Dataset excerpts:
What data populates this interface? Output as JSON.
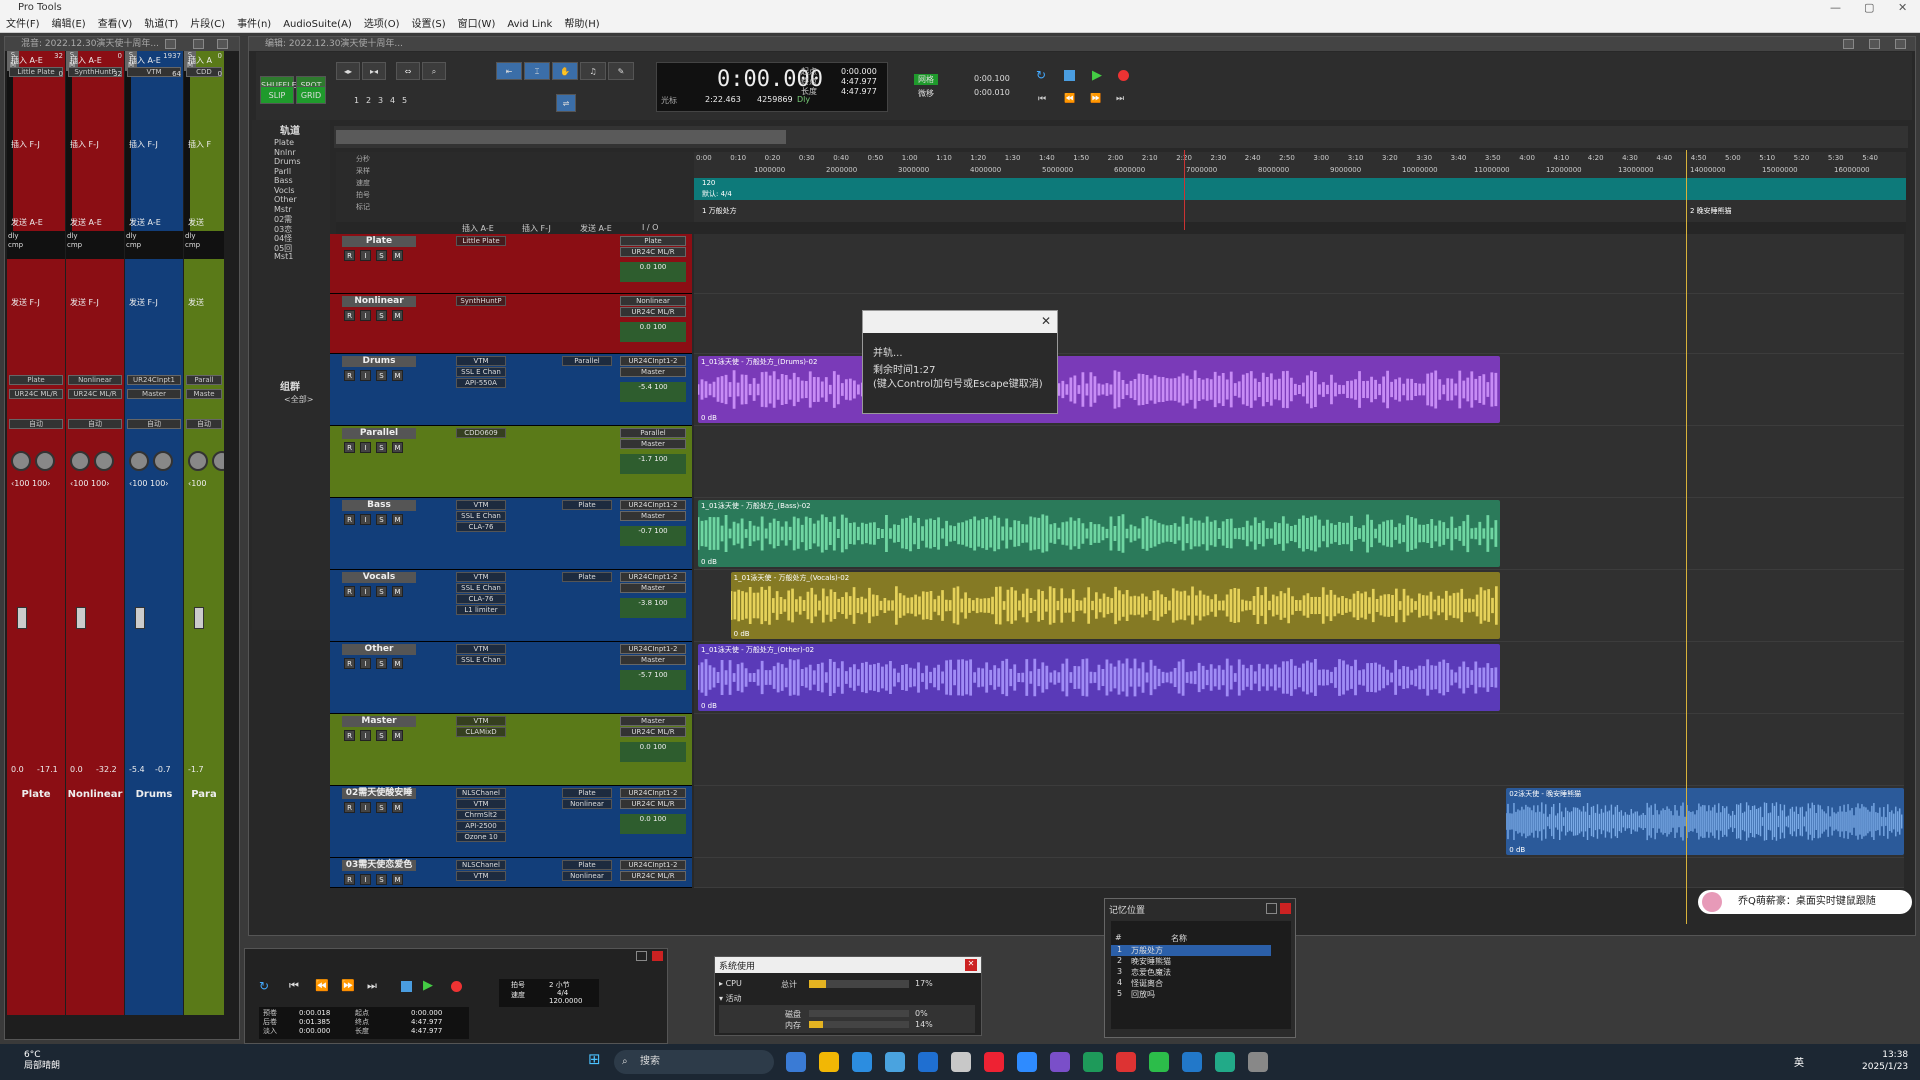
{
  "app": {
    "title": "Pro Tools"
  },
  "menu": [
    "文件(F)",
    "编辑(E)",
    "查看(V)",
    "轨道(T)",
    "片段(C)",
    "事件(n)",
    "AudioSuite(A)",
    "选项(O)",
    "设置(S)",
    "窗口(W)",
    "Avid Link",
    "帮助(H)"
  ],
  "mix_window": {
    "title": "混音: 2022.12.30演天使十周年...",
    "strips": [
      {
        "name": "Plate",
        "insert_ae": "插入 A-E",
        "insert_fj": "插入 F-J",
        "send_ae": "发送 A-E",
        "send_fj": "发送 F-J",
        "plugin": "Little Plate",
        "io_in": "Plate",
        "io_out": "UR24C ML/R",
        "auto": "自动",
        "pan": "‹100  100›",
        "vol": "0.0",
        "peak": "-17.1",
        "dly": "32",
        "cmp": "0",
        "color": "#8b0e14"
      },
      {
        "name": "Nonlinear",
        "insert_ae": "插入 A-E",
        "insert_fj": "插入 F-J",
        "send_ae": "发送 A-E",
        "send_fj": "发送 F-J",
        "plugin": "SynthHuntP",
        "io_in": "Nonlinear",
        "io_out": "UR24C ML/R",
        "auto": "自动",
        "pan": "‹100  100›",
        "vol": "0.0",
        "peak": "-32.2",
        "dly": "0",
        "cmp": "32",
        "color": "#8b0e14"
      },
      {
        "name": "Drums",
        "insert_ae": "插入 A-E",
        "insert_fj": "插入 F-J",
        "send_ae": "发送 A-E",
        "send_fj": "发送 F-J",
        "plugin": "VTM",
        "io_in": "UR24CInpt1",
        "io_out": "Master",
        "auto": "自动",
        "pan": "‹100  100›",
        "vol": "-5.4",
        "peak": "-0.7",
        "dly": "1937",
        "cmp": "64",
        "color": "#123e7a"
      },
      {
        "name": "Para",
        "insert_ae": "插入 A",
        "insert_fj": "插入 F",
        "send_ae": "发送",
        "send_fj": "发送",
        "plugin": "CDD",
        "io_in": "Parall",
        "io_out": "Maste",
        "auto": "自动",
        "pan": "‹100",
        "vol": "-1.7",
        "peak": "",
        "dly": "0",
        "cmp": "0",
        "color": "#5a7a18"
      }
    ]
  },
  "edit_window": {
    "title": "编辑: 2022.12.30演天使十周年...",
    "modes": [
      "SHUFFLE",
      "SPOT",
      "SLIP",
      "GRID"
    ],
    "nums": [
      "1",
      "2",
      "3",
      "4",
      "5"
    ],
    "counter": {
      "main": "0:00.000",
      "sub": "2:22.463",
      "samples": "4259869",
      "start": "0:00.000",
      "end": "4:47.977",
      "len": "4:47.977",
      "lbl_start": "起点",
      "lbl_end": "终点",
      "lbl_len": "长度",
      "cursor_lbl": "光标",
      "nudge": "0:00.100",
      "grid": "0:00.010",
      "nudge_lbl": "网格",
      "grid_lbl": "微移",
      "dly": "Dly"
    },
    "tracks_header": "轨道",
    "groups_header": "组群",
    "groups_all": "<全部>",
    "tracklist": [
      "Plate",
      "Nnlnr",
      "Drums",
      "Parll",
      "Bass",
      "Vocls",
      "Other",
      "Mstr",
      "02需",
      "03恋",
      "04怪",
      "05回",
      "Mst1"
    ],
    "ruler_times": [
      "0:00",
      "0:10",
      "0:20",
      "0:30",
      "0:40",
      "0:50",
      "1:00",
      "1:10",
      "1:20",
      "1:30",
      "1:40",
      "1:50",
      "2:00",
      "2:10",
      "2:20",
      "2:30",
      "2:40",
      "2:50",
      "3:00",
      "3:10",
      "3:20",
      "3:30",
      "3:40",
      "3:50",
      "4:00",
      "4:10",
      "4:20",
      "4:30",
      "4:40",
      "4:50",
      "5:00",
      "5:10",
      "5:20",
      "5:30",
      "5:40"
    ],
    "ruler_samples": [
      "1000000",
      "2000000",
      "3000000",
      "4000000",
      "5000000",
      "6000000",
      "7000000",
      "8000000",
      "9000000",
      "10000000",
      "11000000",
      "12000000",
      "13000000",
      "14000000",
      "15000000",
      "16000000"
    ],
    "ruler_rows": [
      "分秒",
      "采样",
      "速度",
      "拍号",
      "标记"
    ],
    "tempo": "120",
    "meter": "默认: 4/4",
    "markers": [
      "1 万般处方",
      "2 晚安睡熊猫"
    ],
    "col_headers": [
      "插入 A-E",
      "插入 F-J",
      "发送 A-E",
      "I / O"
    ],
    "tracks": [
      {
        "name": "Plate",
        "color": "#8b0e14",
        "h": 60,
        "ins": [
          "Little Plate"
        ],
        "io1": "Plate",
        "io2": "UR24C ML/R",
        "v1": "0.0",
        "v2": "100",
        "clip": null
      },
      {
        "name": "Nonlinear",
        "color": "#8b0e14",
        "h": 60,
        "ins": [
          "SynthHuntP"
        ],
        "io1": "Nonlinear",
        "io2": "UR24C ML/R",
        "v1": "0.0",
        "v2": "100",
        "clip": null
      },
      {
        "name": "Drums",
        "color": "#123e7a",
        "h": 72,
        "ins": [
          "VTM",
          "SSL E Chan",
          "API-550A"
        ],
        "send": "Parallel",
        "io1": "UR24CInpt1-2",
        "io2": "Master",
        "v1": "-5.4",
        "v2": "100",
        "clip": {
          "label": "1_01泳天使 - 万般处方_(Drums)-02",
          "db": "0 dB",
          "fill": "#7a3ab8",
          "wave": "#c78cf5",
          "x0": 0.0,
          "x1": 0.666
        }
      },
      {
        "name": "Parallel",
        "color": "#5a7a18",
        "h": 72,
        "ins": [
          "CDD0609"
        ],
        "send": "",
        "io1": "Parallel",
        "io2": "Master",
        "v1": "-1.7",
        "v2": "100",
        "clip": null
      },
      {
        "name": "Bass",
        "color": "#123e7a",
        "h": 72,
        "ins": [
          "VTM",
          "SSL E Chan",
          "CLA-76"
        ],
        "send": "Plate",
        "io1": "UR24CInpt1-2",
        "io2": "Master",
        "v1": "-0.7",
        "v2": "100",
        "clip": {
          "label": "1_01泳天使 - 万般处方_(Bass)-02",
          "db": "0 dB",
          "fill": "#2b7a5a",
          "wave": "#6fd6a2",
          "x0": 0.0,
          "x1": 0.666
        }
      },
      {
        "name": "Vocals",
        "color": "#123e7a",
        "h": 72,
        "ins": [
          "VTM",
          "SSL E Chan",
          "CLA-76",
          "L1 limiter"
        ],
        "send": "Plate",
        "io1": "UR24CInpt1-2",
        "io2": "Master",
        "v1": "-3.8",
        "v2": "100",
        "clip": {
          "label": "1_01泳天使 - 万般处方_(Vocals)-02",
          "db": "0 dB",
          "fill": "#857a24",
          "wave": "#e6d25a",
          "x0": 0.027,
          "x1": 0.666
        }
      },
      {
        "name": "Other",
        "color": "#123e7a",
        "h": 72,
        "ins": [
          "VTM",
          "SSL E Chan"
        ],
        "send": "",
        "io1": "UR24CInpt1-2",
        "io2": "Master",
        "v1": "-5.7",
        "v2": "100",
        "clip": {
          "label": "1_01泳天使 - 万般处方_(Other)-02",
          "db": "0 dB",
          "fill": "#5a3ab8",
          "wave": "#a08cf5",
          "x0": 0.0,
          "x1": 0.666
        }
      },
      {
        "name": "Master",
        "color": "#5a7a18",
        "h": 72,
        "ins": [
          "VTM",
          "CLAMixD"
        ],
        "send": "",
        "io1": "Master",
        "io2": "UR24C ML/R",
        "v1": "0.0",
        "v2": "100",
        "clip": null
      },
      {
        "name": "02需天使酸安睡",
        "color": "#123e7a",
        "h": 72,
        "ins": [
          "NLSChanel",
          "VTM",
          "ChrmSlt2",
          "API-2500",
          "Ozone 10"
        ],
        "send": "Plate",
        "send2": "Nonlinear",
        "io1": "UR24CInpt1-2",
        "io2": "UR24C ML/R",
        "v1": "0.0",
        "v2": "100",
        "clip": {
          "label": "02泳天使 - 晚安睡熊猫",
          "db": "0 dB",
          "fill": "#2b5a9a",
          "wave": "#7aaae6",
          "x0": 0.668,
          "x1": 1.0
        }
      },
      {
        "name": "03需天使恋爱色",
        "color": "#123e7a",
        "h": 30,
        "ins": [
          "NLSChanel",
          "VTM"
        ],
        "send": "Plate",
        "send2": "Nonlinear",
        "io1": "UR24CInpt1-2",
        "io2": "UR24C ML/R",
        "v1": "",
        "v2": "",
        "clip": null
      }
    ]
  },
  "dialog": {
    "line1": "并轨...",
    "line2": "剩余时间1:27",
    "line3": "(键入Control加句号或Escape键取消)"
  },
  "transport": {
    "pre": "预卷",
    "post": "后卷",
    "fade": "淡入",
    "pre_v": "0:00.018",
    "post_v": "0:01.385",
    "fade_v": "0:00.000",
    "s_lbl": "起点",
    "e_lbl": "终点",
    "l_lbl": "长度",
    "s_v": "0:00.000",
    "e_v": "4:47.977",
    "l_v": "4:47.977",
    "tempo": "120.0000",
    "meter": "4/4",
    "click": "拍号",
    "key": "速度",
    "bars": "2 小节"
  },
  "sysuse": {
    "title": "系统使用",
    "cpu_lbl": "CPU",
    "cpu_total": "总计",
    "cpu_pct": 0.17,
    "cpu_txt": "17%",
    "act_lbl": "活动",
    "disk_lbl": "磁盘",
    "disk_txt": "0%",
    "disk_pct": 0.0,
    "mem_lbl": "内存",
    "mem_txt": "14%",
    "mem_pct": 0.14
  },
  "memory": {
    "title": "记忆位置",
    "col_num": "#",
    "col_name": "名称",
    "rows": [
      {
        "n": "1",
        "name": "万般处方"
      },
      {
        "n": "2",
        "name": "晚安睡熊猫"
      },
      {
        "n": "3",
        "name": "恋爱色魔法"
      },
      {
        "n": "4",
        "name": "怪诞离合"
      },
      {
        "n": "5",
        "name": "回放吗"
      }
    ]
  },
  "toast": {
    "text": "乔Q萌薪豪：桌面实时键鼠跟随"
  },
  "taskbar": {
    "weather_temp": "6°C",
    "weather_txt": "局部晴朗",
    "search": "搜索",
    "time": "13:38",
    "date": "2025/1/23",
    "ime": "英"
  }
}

---

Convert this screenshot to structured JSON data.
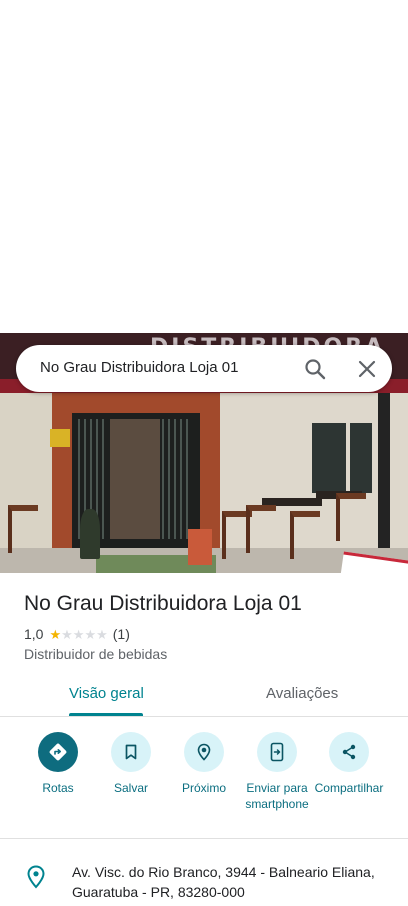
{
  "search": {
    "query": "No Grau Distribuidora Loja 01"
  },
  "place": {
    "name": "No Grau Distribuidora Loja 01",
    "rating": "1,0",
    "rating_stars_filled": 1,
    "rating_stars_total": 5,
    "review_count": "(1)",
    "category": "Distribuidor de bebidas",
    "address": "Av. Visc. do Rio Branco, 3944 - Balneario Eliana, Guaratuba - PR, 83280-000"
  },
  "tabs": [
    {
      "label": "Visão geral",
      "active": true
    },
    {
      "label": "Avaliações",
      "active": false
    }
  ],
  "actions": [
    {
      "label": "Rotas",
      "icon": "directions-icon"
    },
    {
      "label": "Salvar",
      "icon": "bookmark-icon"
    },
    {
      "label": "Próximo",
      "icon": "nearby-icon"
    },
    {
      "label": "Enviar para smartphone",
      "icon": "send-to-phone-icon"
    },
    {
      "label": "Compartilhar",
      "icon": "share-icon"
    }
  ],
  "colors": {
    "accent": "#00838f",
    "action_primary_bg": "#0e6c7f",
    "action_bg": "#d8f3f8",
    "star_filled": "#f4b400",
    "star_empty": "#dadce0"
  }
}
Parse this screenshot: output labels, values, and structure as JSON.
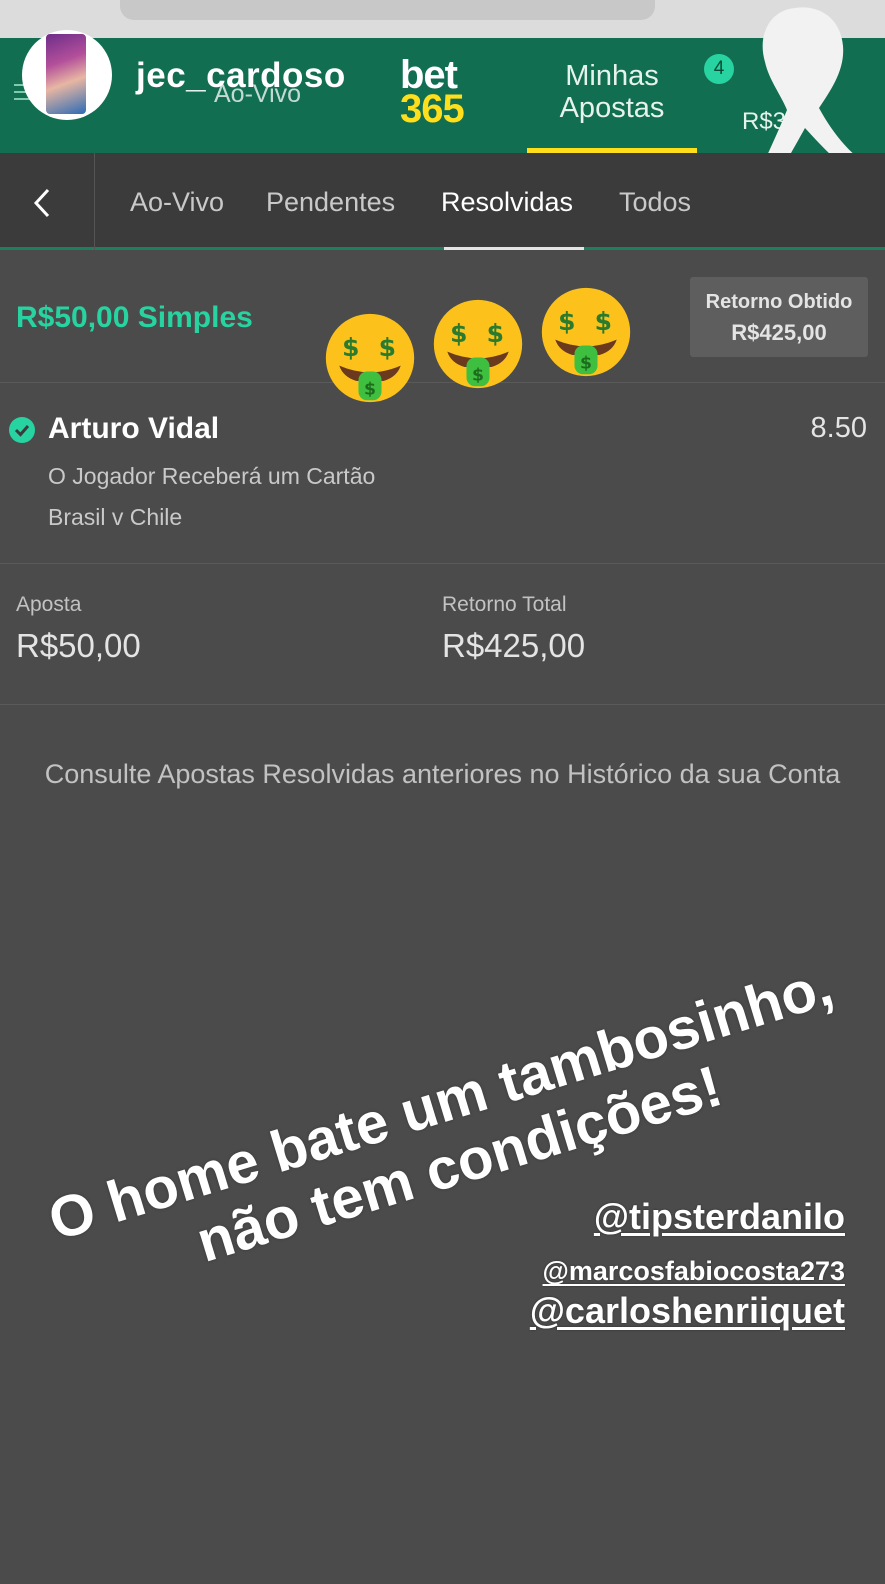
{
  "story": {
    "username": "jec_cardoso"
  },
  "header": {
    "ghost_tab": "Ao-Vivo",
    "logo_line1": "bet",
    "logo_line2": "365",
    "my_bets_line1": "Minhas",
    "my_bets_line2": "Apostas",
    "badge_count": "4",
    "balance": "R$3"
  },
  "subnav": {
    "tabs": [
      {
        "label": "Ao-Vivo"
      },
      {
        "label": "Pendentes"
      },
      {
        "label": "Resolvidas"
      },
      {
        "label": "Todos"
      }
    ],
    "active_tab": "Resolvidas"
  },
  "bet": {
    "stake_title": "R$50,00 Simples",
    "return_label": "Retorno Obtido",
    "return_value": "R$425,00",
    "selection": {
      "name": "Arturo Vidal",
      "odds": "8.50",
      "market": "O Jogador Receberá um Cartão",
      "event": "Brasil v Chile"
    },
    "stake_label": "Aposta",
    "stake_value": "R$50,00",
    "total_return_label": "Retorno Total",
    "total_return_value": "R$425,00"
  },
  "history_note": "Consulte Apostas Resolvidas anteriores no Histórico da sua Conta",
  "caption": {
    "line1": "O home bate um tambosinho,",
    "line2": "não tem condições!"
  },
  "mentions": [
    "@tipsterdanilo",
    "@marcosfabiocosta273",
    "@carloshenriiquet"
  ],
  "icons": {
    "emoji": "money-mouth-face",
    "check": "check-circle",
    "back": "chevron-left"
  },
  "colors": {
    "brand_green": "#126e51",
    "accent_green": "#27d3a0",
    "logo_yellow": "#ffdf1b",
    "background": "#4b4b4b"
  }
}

What you need to do:
Select every line of the records holding the string "Vocals".

Full response:
        "name": "Vocals",
          "label": "1_01泳天使 - 万般处方_(Vocals)-02",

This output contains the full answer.